--- INFORMATION GIVEN ---

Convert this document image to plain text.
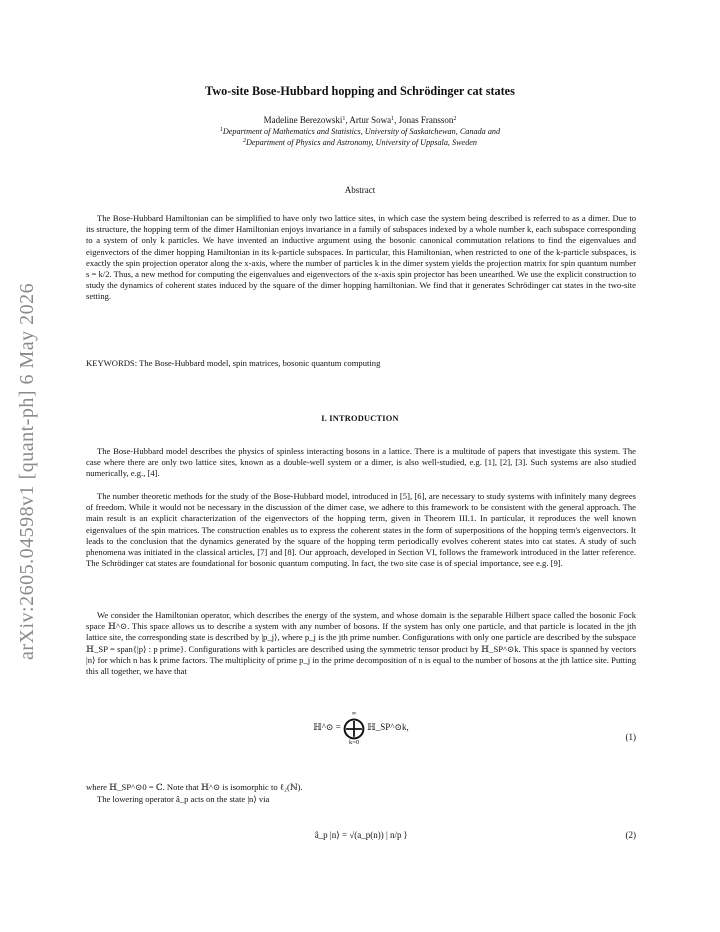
arXiv:2605.04598v1 [quant-ph] 6 May 2026
Two-site Bose-Hubbard hopping and Schrödinger cat states
Madeline Berezowski$^1$, Artur Sowa$^1$, Jonas Fransson$^2$
$^1$Department of Mathematics and Statistics, University of Saskatchewan, Canada and
$^2$Department of Physics and Astronomy, University of Uppsala, Sweden
Abstract

The Bose-Hubbard Hamiltonian can be simplified to have only two lattice sites, in which case the system being described is referred to as a dimer. Due to its structure, the hopping term of the dimer Hamiltonian enjoys invariance in a family of subspaces indexed by a whole number k, each subspace corresponding to a system of only k particles. We have invented an inductive argument using the bosonic canonical commutation relations to find the eigenvalues and eigenvectors of the dimer hopping Hamiltonian in its k-particle subspaces. In particular, this Hamiltonian, when restricted to one of the k-particle subspaces, is exactly the spin projection operator along the x-axis, where the number of particles k in the dimer system yields the projection matrix for spin quantum number s = k/2. Thus, a new method for computing the eigenvalues and eigenvectors of the x-axis spin projector has been unearthed. We use the explicit construction to study the dynamics of coherent states induced by the square of the dimer hopping hamiltonian. We find that it generates Schrödinger cat states in the two-site setting.

KEYWORDS: The Bose-Hubbard model, spin matrices, bosonic quantum computing

I. INTRODUCTION

The Bose-Hubbard model describes the physics of spinless interacting bosons in a lattice. There is a multitude of papers that investigate this system. The case where there are only two lattice sites, known as a double-well system or a dimer, is also well-studied, e.g. [1], [2], [3]. Such systems are also studied numerically, e.g., [4].

The number theoretic methods for the study of the Bose-Hubbard model, introduced in [5], [6], are necessary to study systems with infinitely many degrees of freedom. While it would not be necessary in the discussion of the dimer case, we adhere to this framework to be consistent with the general approach. The main result is an explicit characterization of the eigenvectors of the hopping term, given in Theorem III.1. In particular, it reproduces the well known eigenvalues of the spin matrices. The construction enables us to express the coherent states in the form of superpositions of the hopping term's eigenvectors. It leads to the conclusion that the dynamics generated by the square of the hopping term periodically evolves coherent states into cat states. A study of such phenomena was initiated in the classical articles, [7] and [8]. Our approach, developed in Section VI, follows the framework introduced in the latter reference. The Schrödinger cat states are foundational for bosonic quantum computing. In fact, the two site case is of special importance, see e.g. [9].

We consider the Hamiltonian operator, which describes the energy of the system, and whose domain is the separable Hilbert space called the bosonic Fock space ℍ^⊙. This space allows us to describe a system with any number of bosons. If the system has only one particle, and that particle is located in the jth lattice site, the corresponding state is described by |p_j⟩, where p_j is the jth prime number. Configurations with only one particle are described by the subspace ℍ_SP = span{|p⟩ : p prime}. Configurations with k particles are described using the symmetric tensor product by ℍ_SP^⊙k. This space is spanned by vectors |n⟩ for which n has k prime factors. The multiplicity of prime p_j in the prime decomposition of n is equal to the number of bosons at the jth lattice site. Putting this all together, we have that

ℍ^⊙ =
∞
⨁
k=0
ℍ_SP^⊙k,
(1)

where ℍ_SP^⊙0 = ℂ. Note that ℍ^⊙ is isomorphic to ℓ₂(ℕ).

The lowering operator â_p acts on the state |n⟩ via

â_p |n⟩ = √(a_p(n)) | n/p ⟩	(2)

---

◆ **PROBLEM DETAILS**
Reproduce each line exactly as it appears, omitting the pictures.

◆ **RESPONSE**
Convert this document image to plain text.
arXiv:2605.04598v1 [quant-ph] 6 May 2026
Two-site Bose-Hubbard hopping and Schrödinger cat states
Madeline Berezowski$^1$, Artur Sowa$^1$, Jonas Fransson$^2$
$^1$Department of Mathematics and Statistics, University of Saskatchewan, Canada and
$^2$Department of Physics and Astronomy, University of Uppsala, Sweden
Abstract

The Bose-Hubbard Hamiltonian can be simplified to have only two lattice sites, in which case the system being described is referred to as a dimer. Due to its structure, the hopping term of the dimer Hamiltonian enjoys invariance in a family of subspaces indexed by a whole number k, each subspace corresponding to a system of only k particles. We have invented an inductive argument using the bosonic canonical commutation relations to find the eigenvalues and eigenvectors of the dimer hopping Hamiltonian in its k-particle subspaces. In particular, this Hamiltonian, when restricted to one of the k-particle subspaces, is exactly the spin projection operator along the x-axis, where the number of particles k in the dimer system yields the projection matrix for spin quantum number s = k/2. Thus, a new method for computing the eigenvalues and eigenvectors of the x-axis spin projector has been unearthed. We use the explicit construction to study the dynamics of coherent states induced by the square of the dimer hopping hamiltonian. We find that it generates Schrödinger cat states in the two-site setting.

KEYWORDS: The Bose-Hubbard model, spin matrices, bosonic quantum computing

I. INTRODUCTION

The Bose-Hubbard model describes the physics of spinless interacting bosons in a lattice. There is a multitude of papers that investigate this system. The case where there are only two lattice sites, known as a double-well system or a dimer, is also well-studied, e.g. [1], [2], [3]. Such systems are also studied numerically, e.g., [4].

The number theoretic methods for the study of the Bose-Hubbard model, introduced in [5], [6], are necessary to study systems with infinitely many degrees of freedom. While it would not be necessary in the discussion of the dimer case, we adhere to this framework to be consistent with the general approach. The main result is an explicit characterization of the eigenvectors of the hopping term, given in Theorem III.1. In particular, it reproduces the well known eigenvalues of the spin matrices. The construction enables us to express the coherent states in the form of superpositions of the hopping term's eigenvectors. It leads to the conclusion that the dynamics generated by the square of the hopping term periodically evolves coherent states into cat states. A study of such phenomena was initiated in the classical articles, [7] and [8]. Our approach, developed in Section VI, follows the framework introduced in the latter reference. The Schrödinger cat states are foundational for bosonic quantum computing. In fact, the two site case is of special importance, see e.g. [9].

We consider the Hamiltonian operator, which describes the energy of the system, and whose domain is the separable Hilbert space called the bosonic Fock space ℍ^⊙. This space allows us to describe a system with any number of bosons. If the system has only one particle, and that particle is located in the jth lattice site, the corresponding state is described by |p_j⟩, where p_j is the jth prime number. Configurations with only one particle are described by the subspace ℍ_SP = span{|p⟩ : p prime}. Configurations with k particles are described using the symmetric tensor product by ℍ_SP^⊙k. This space is spanned by vectors |n⟩ for which n has k prime factors. The multiplicity of prime p_j in the prime decomposition of n is equal to the number of bosons at the jth lattice site. Putting this all together, we have that

ℍ^⊙ =
∞
⨁
k=0
ℍ_SP^⊙k,
(1)

where ℍ_SP^⊙0 = ℂ. Note that ℍ^⊙ is isomorphic to ℓ₂(ℕ).

The lowering operator â_p acts on the state |n⟩ via

â_p |n⟩ = √(a_p(n)) | n/p ⟩	(2)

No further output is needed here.